Raw records
━━━━━━━━
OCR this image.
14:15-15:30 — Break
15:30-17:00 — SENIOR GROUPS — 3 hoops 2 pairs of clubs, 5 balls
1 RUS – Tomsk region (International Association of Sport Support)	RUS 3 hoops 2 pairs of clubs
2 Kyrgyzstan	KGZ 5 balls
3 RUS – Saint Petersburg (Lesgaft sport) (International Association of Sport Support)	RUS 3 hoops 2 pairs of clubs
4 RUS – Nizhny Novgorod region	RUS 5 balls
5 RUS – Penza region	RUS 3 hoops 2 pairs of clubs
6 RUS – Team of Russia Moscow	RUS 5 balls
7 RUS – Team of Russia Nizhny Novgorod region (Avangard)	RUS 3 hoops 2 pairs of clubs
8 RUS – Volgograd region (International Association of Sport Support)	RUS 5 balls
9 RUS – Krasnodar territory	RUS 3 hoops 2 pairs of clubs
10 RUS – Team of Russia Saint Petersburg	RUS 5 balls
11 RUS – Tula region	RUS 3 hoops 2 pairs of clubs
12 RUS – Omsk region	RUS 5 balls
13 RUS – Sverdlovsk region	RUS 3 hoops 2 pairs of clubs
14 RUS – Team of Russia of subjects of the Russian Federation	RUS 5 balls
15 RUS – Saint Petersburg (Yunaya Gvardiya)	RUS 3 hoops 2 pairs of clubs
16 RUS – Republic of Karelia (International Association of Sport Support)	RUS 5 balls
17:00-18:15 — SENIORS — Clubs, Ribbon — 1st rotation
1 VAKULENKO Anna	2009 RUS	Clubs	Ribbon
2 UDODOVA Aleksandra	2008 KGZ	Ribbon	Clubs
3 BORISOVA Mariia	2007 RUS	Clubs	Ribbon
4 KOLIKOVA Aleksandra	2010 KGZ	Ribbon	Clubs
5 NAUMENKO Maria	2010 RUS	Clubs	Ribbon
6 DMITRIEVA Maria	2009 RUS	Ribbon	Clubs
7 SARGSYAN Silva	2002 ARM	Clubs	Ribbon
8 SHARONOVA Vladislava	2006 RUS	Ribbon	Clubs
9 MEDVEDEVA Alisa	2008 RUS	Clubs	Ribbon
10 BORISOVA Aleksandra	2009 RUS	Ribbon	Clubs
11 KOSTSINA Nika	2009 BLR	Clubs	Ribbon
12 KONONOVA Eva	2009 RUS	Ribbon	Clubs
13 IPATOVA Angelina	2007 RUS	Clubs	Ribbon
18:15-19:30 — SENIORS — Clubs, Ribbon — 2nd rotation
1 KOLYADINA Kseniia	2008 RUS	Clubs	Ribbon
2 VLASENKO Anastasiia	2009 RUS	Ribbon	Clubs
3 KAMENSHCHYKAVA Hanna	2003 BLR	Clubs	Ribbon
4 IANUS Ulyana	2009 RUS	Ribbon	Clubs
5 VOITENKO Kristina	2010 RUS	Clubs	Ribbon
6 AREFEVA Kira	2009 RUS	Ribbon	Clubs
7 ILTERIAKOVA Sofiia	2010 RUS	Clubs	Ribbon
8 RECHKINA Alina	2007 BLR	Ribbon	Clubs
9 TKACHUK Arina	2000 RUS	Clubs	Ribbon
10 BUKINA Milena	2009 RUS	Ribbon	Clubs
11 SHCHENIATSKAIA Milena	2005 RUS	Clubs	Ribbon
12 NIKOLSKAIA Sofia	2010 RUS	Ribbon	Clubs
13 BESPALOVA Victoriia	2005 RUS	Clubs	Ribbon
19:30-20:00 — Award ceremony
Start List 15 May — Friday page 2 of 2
━━━━━━━━
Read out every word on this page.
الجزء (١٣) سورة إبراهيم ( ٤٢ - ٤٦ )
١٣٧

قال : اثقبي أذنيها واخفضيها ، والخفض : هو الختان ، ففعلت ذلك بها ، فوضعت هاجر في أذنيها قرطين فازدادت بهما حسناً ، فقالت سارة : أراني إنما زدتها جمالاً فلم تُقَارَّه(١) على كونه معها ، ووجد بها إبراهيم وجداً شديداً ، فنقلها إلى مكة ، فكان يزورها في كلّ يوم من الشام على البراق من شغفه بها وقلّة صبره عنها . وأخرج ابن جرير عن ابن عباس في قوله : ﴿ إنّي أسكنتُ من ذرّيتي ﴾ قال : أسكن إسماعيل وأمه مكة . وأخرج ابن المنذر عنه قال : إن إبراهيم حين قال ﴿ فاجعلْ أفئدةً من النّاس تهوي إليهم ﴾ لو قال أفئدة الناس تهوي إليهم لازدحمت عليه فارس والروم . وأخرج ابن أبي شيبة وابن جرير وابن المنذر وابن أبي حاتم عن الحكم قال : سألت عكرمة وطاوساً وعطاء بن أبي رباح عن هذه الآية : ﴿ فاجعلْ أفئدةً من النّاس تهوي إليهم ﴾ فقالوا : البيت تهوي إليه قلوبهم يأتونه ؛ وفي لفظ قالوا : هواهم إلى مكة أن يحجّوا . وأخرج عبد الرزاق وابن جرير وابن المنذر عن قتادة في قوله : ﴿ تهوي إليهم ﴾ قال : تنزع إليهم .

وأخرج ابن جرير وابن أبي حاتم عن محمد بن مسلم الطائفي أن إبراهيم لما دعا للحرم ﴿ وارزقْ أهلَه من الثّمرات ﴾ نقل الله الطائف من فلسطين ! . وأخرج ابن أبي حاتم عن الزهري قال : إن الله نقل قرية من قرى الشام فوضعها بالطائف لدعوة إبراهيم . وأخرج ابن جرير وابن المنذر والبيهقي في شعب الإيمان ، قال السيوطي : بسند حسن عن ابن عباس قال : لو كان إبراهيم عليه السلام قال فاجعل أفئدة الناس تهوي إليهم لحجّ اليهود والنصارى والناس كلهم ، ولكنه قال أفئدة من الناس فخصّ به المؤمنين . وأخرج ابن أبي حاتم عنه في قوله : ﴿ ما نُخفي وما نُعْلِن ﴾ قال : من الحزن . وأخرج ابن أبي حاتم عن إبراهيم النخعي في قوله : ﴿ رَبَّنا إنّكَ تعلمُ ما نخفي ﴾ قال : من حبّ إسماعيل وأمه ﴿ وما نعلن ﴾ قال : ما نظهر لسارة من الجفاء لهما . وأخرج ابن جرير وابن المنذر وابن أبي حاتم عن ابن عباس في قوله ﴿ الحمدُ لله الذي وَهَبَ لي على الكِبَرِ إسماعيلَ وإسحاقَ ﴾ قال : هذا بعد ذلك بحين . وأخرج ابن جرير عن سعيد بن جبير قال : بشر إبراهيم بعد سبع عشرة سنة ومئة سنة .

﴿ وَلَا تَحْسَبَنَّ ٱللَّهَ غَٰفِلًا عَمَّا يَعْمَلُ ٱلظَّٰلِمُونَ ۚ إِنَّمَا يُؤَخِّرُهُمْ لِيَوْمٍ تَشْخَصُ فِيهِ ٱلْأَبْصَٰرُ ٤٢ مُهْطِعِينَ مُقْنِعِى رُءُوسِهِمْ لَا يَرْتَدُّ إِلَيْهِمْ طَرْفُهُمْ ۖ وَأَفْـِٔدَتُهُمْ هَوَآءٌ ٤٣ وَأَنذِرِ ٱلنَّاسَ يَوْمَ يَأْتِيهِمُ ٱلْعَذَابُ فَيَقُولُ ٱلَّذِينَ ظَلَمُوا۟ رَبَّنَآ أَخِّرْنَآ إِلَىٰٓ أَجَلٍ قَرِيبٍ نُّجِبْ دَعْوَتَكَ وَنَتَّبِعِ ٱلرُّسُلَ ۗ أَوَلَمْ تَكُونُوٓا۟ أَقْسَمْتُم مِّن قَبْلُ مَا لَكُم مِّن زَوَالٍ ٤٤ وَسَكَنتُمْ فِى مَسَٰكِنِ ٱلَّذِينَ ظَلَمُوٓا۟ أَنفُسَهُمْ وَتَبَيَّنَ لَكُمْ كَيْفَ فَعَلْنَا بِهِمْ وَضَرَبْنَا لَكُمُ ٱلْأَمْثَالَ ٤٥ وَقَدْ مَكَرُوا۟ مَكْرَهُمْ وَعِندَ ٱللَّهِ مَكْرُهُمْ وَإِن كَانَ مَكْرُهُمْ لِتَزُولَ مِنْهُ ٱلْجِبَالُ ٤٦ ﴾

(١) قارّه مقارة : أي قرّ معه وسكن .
━━━━━━━━
Tally the lines in these entries that have the string "BORISOVA" in them, then answer with the count and nothing else.

2